* [PROVIDED INFORMATION]

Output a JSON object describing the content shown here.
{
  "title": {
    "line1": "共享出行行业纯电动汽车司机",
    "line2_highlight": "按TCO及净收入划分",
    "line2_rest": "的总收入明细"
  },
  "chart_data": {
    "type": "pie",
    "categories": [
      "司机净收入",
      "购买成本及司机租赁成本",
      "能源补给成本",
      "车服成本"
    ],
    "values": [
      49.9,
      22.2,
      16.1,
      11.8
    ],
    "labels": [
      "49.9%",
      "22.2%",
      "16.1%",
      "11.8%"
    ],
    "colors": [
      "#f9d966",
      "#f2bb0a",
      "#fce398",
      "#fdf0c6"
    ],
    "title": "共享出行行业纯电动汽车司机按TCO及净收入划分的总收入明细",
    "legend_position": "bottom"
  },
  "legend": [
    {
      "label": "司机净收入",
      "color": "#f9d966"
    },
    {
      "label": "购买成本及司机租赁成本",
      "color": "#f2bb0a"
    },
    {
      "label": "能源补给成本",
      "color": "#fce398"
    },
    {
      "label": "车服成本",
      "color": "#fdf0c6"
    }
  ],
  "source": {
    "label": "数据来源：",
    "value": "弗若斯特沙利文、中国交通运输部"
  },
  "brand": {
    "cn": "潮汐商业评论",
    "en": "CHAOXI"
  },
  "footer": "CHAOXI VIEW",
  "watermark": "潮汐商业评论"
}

* * *

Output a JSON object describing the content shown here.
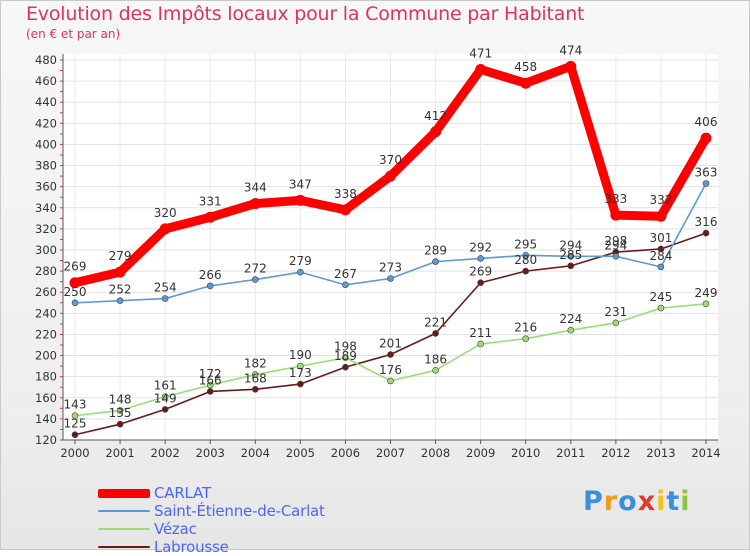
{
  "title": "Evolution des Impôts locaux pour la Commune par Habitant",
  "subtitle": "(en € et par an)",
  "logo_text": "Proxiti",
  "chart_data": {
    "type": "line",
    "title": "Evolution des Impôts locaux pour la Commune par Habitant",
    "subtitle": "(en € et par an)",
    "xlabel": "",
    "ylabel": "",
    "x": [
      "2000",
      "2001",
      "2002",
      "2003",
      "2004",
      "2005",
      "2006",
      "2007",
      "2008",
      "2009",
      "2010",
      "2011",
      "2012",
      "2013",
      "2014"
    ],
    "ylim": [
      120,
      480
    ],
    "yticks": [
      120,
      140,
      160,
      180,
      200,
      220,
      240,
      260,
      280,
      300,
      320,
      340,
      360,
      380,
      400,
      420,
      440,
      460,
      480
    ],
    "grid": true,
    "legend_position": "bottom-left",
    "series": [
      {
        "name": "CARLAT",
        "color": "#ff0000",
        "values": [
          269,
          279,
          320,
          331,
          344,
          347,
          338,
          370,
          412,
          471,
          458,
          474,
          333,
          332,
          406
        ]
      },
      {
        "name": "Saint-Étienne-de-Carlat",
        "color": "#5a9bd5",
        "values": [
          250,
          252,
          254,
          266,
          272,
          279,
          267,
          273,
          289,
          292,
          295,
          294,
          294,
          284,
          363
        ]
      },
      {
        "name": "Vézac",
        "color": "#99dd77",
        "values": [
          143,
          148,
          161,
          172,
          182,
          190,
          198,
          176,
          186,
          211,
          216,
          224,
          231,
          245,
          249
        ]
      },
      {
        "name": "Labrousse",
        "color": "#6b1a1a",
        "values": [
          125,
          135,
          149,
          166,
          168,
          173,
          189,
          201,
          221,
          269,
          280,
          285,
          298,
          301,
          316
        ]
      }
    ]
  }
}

---

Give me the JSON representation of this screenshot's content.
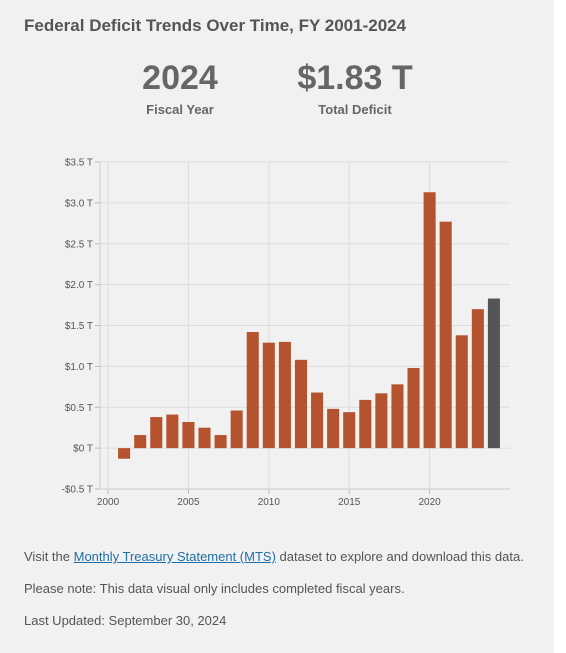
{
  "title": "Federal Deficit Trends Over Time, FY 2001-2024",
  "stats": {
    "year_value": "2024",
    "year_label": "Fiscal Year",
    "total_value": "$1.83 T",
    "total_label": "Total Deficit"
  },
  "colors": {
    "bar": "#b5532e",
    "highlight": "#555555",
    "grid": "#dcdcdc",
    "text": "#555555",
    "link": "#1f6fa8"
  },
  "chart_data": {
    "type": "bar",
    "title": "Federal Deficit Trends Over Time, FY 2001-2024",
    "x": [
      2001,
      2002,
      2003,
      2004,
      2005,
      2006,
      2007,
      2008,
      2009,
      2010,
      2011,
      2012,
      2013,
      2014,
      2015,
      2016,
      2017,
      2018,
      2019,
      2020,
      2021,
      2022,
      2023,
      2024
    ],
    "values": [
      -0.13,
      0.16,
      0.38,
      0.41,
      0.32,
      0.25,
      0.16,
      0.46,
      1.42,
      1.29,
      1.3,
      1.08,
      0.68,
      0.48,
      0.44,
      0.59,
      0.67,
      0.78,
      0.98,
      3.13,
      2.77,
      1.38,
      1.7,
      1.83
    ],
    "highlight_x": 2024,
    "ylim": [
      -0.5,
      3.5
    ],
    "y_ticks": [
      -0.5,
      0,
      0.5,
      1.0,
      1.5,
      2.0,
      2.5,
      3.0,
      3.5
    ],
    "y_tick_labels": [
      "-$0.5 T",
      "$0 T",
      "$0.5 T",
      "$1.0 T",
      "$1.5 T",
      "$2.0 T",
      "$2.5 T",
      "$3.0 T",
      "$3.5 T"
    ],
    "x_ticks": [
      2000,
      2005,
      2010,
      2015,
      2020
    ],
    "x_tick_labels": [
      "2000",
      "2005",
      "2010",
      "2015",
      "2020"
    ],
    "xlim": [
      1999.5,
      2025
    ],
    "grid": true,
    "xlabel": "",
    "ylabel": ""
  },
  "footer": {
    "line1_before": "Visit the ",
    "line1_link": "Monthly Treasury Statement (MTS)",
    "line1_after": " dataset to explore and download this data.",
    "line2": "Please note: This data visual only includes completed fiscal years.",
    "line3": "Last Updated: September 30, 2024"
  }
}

* [SET PROBLEM] Copy and report every line where the word "Evolution" is present.

* [TASK OUTPUT]
  "title": "Evolution des Impôts locaux pour la Commune par Habitant",
    "title": "Evolution des Impôts locaux pour la Commune par Habitant",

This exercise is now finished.